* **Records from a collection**
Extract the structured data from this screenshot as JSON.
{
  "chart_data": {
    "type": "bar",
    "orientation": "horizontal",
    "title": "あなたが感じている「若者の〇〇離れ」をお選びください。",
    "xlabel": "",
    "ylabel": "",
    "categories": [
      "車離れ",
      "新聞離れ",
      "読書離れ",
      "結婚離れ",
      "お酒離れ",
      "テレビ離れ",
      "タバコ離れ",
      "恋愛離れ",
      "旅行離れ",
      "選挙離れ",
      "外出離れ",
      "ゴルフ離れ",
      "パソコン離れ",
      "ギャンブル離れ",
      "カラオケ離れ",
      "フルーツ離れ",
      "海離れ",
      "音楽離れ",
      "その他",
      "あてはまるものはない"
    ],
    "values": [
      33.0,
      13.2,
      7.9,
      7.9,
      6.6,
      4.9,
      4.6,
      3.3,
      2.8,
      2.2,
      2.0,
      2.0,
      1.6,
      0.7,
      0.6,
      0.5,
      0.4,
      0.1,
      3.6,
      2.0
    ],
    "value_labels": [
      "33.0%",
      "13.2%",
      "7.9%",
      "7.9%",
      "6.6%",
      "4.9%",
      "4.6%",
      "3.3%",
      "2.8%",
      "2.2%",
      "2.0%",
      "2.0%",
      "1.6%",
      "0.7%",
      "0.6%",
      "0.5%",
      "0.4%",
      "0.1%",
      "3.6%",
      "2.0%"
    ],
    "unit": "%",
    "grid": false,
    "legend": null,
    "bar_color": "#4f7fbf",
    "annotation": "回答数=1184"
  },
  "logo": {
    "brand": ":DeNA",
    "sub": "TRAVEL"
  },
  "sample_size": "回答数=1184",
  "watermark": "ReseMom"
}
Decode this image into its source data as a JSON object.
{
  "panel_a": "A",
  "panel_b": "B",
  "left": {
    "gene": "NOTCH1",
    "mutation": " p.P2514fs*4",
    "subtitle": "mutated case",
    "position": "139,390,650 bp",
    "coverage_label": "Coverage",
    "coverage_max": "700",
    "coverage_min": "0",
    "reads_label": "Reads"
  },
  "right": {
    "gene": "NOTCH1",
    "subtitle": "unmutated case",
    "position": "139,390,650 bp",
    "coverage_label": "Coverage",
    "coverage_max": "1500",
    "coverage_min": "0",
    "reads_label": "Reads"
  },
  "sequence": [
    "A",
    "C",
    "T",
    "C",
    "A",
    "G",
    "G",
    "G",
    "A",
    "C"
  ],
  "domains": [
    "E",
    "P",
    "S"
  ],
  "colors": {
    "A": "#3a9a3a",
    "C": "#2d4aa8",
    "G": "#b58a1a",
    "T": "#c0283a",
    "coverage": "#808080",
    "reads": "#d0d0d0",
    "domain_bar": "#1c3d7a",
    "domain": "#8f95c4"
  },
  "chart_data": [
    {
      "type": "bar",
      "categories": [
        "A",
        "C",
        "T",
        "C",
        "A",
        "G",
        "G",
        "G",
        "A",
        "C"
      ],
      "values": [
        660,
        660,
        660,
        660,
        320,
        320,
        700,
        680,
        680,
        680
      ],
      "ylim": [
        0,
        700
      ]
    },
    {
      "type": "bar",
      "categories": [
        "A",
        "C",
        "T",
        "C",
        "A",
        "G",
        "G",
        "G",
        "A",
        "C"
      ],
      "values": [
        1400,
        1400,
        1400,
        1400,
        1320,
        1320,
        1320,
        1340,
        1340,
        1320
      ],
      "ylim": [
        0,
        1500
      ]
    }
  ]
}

* **What is being asked**
Make a copy of each line that contains the string "this".

* **Finished task**
Extract the structured data from this screenshot as JSON.
Decode this image into its source data as a JSON object.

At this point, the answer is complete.